**REQUIREMENT**. Below are some entries. Work out how many of their lines hold the word "renouveler", and write that number alone.

= Beginning of Section =

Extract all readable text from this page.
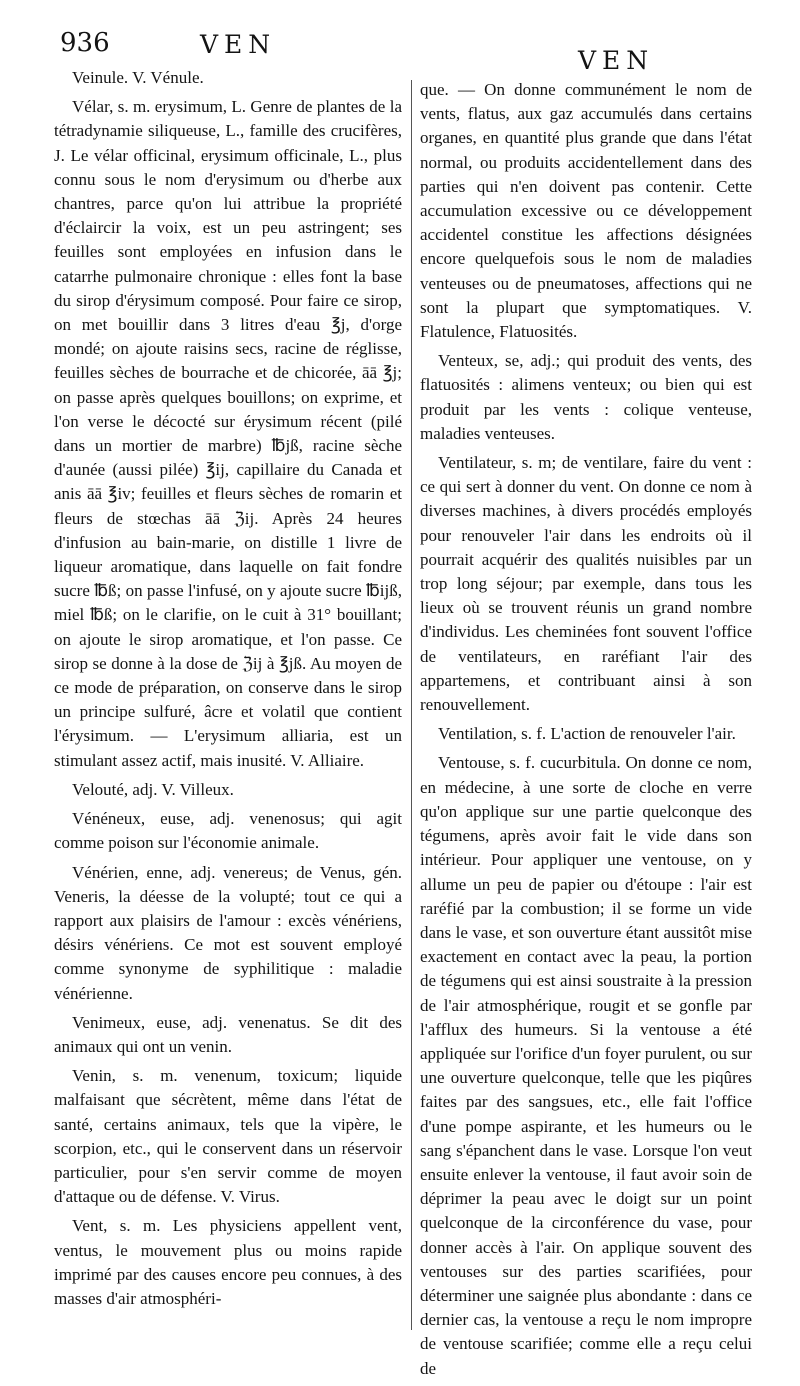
936	VEN
VEN

Veinule. V. Vénule.

Vélar, s. m. erysimum, L. Genre de plantes de la tétradynamie siliqueuse, L., famille des crucifères, J. Le vélar officinal, erysimum officinale, L., plus connu sous le nom d'erysimum ou d'herbe aux chantres, parce qu'on lui attribue la propriété d'éclaircir la voix, est un peu astringent; ses feuilles sont employées en infusion dans le catarrhe pulmonaire chronique : elles font la base du sirop d'érysimum composé. Pour faire ce sirop, on met bouillir dans 3 litres d'eau ℥j, d'orge mondé; on ajoute raisins secs, racine de réglisse, feuilles sèches de bourrache et de chicorée, āā ℥j; on passe après quelques bouillons; on exprime, et l'on verse le décocté sur érysimum récent (pilé dans un mortier de marbre) ℔jß, racine sèche d'aunée (aussi pilée) ℥ij, capillaire du Canada et anis āā ℥iv; feuilles et fleurs sèches de romarin et fleurs de stœchas āā ℨij. Après 24 heures d'infusion au bain-marie, on distille 1 livre de liqueur aromatique, dans laquelle on fait fondre sucre ℔ß; on passe l'infusé, on y ajoute sucre ℔ijß, miel ℔ß; on le clarifie, on le cuit à 31° bouillant; on ajoute le sirop aromatique, et l'on passe. Ce sirop se donne à la dose de ℨij à ℥jß. Au moyen de ce mode de préparation, on conserve dans le sirop un principe sulfuré, âcre et volatil que contient l'érysimum. — L'erysimum alliaria, est un stimulant assez actif, mais inusité. V. Alliaire.

Velouté, adj. V. Villeux.

Vénéneux, euse, adj. venenosus; qui agit comme poison sur l'économie animale.

Vénérien, enne, adj. venereus; de Venus, gén. Veneris, la déesse de la volupté; tout ce qui a rapport aux plaisirs de l'amour : excès vénériens, désirs vénériens. Ce mot est souvent employé comme synonyme de syphilitique : maladie vénérienne.

Venimeux, euse, adj. venenatus. Se dit des animaux qui ont un venin.

Venin, s. m. venenum, toxicum; liquide malfaisant que sécrètent, même dans l'état de santé, certains animaux, tels que la vipère, le scorpion, etc., qui le conservent dans un réservoir particulier, pour s'en servir comme de moyen d'attaque ou de défense. V. Virus.

Vent, s. m. Les physiciens appellent vent, ventus, le mouvement plus ou moins rapide imprimé par des causes encore peu connues, à des masses d'air atmosphéri-

que. — On donne communément le nom de vents, flatus, aux gaz accumulés dans certains organes, en quantité plus grande que dans l'état normal, ou produits accidentellement dans des parties qui n'en doivent pas contenir. Cette accumulation excessive ou ce développement accidentel constitue les affections désignées encore quelquefois sous le nom de maladies venteuses ou de pneumatoses, affections qui ne sont la plupart que symptomatiques. V. Flatulence, Flatuosités.

Venteux, se, adj.; qui produit des vents, des flatuosités : alimens venteux; ou bien qui est produit par les vents : colique venteuse, maladies venteuses.

Ventilateur, s. m; de ventilare, faire du vent : ce qui sert à donner du vent. On donne ce nom à diverses machines, à divers procédés employés pour renouveler l'air dans les endroits où il pourrait acquérir des qualités nuisibles par un trop long séjour; par exemple, dans tous les lieux où se trouvent réunis un grand nombre d'individus. Les cheminées font souvent l'office de ventilateurs, en raréfiant l'air des appartemens, et contribuant ainsi à son renouvellement.

Ventilation, s. f. L'action de renouveler l'air.

Ventouse, s. f. cucurbitula. On donne ce nom, en médecine, à une sorte de cloche en verre qu'on applique sur une partie quelconque des tégumens, après avoir fait le vide dans son intérieur. Pour appliquer une ventouse, on y allume un peu de papier ou d'étoupe : l'air est raréfié par la combustion; il se forme un vide dans le vase, et son ouverture étant aussitôt mise exactement en contact avec la peau, la portion de tégumens qui est ainsi soustraite à la pression de l'air atmosphérique, rougit et se gonfle par l'afflux des humeurs. Si la ventouse a été appliquée sur l'orifice d'un foyer purulent, ou sur une ouverture quelconque, telle que les piqûres faites par des sangsues, etc., elle fait l'office d'une pompe aspirante, et les humeurs ou le sang s'épanchent dans le vase. Lorsque l'on veut ensuite enlever la ventouse, il faut avoir soin de déprimer la peau avec le doigt sur un point quelconque de la circonférence du vase, pour donner accès à l'air. On applique souvent des ventouses sur des parties scarifiées, pour déterminer une saignée plus abondante : dans ce dernier cas, la ventouse a reçu le nom impropre de ventouse scarifiée; comme elle a reçu celui de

= End of Section =

**REPLY**. 2